--- Start Information supplied ---
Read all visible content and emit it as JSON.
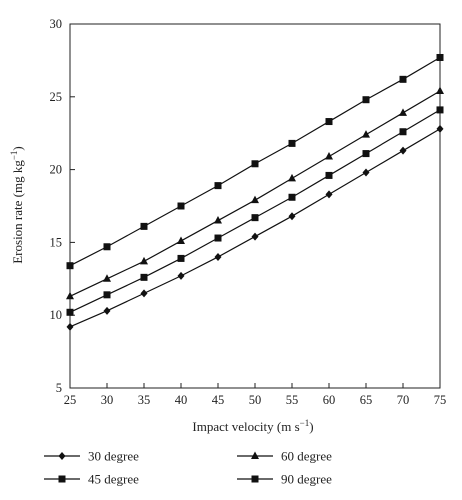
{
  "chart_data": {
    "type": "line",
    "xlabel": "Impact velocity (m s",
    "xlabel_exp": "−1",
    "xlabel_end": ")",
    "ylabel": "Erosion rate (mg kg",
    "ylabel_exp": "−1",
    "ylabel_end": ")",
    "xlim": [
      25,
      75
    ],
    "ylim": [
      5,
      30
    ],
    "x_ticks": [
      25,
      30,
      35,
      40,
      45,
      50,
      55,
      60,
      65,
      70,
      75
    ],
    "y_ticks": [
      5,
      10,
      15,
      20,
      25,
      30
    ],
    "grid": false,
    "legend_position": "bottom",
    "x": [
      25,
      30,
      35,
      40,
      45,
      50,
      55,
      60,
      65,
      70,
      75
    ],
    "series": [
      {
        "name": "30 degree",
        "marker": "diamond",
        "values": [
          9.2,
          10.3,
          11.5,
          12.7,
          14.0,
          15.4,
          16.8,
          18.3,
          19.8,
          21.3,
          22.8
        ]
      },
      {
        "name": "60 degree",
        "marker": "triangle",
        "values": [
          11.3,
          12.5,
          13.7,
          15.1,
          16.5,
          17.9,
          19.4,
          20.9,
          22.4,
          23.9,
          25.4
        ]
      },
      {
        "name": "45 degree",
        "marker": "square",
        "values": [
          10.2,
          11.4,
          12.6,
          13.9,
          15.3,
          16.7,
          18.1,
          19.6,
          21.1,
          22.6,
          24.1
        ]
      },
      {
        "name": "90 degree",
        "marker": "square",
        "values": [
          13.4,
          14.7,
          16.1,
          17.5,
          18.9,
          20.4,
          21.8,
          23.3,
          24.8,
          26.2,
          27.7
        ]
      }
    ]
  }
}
--- End Information supplied ---
Without the pictures, return the entries exactly as they appear.

*Final answer*
Read all visible content and emit it as JSON.
{
  "chart_data": {
    "type": "line",
    "xlabel": "Impact velocity (m s",
    "xlabel_exp": "−1",
    "xlabel_end": ")",
    "ylabel": "Erosion rate (mg kg",
    "ylabel_exp": "−1",
    "ylabel_end": ")",
    "xlim": [
      25,
      75
    ],
    "ylim": [
      5,
      30
    ],
    "x_ticks": [
      25,
      30,
      35,
      40,
      45,
      50,
      55,
      60,
      65,
      70,
      75
    ],
    "y_ticks": [
      5,
      10,
      15,
      20,
      25,
      30
    ],
    "grid": false,
    "legend_position": "bottom",
    "x": [
      25,
      30,
      35,
      40,
      45,
      50,
      55,
      60,
      65,
      70,
      75
    ],
    "series": [
      {
        "name": "30 degree",
        "marker": "diamond",
        "values": [
          9.2,
          10.3,
          11.5,
          12.7,
          14.0,
          15.4,
          16.8,
          18.3,
          19.8,
          21.3,
          22.8
        ]
      },
      {
        "name": "60 degree",
        "marker": "triangle",
        "values": [
          11.3,
          12.5,
          13.7,
          15.1,
          16.5,
          17.9,
          19.4,
          20.9,
          22.4,
          23.9,
          25.4
        ]
      },
      {
        "name": "45 degree",
        "marker": "square",
        "values": [
          10.2,
          11.4,
          12.6,
          13.9,
          15.3,
          16.7,
          18.1,
          19.6,
          21.1,
          22.6,
          24.1
        ]
      },
      {
        "name": "90 degree",
        "marker": "square",
        "values": [
          13.4,
          14.7,
          16.1,
          17.5,
          18.9,
          20.4,
          21.8,
          23.3,
          24.8,
          26.2,
          27.7
        ]
      }
    ]
  }
}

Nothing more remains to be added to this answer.